**Data extract**
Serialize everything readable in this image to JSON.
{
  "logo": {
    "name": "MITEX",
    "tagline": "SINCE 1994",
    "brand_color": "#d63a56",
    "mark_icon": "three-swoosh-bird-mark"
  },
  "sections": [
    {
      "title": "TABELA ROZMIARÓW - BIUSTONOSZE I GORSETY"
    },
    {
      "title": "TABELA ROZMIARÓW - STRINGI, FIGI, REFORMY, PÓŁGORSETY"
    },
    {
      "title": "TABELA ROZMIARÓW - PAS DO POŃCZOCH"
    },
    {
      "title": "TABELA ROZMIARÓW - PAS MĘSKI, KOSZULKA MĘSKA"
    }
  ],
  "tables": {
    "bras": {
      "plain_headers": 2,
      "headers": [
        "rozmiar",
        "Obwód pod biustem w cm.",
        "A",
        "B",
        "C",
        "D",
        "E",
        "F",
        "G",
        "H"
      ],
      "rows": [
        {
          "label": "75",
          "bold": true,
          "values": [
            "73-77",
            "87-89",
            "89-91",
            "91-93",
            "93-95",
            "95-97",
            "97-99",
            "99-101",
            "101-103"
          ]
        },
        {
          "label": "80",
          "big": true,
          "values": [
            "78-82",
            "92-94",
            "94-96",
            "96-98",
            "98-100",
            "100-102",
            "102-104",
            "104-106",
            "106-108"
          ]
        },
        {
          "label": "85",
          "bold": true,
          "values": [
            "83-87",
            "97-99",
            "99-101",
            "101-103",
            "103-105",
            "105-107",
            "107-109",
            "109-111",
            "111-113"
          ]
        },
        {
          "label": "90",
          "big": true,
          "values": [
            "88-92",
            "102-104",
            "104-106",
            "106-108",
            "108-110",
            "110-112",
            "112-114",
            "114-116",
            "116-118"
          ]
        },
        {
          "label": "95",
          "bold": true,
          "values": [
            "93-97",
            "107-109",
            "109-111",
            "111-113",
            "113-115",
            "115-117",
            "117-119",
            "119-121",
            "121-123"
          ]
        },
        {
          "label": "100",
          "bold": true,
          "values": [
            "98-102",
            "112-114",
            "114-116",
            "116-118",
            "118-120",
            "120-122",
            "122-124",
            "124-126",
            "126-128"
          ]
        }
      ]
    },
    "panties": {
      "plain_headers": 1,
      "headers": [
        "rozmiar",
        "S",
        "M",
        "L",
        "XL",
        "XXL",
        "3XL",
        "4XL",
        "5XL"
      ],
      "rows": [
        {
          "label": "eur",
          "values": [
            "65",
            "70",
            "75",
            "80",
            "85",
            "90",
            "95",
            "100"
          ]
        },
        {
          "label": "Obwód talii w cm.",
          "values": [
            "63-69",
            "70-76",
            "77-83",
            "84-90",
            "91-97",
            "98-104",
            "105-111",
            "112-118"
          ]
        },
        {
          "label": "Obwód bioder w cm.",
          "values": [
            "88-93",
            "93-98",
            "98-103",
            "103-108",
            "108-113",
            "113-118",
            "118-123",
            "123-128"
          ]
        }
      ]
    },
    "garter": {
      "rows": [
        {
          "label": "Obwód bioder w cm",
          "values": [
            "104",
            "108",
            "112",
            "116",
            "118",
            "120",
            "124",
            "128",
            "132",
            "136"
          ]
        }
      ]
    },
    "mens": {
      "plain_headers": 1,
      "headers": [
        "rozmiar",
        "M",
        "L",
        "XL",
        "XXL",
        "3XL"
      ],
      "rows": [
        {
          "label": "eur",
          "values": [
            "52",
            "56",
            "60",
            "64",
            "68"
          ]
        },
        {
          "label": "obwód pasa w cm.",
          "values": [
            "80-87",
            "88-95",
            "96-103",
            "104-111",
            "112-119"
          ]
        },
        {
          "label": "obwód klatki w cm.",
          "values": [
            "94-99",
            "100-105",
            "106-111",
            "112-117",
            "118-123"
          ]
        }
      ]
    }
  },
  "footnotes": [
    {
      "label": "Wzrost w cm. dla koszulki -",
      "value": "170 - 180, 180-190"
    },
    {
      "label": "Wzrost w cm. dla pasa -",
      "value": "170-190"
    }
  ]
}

**What you have to do**
From the entries above, copy every line where the word "title" shows up.

**Written answer**
      "title": "TABELA ROZMIARÓW - BIUSTONOSZE I GORSETY"
      "title": "TABELA ROZMIARÓW - STRINGI, FIGI, REFORMY, PÓŁGORSETY"
      "title": "TABELA ROZMIARÓW - PAS DO POŃCZOCH"
      "title": "TABELA ROZMIARÓW - PAS MĘSKI, KOSZULKA MĘSKA"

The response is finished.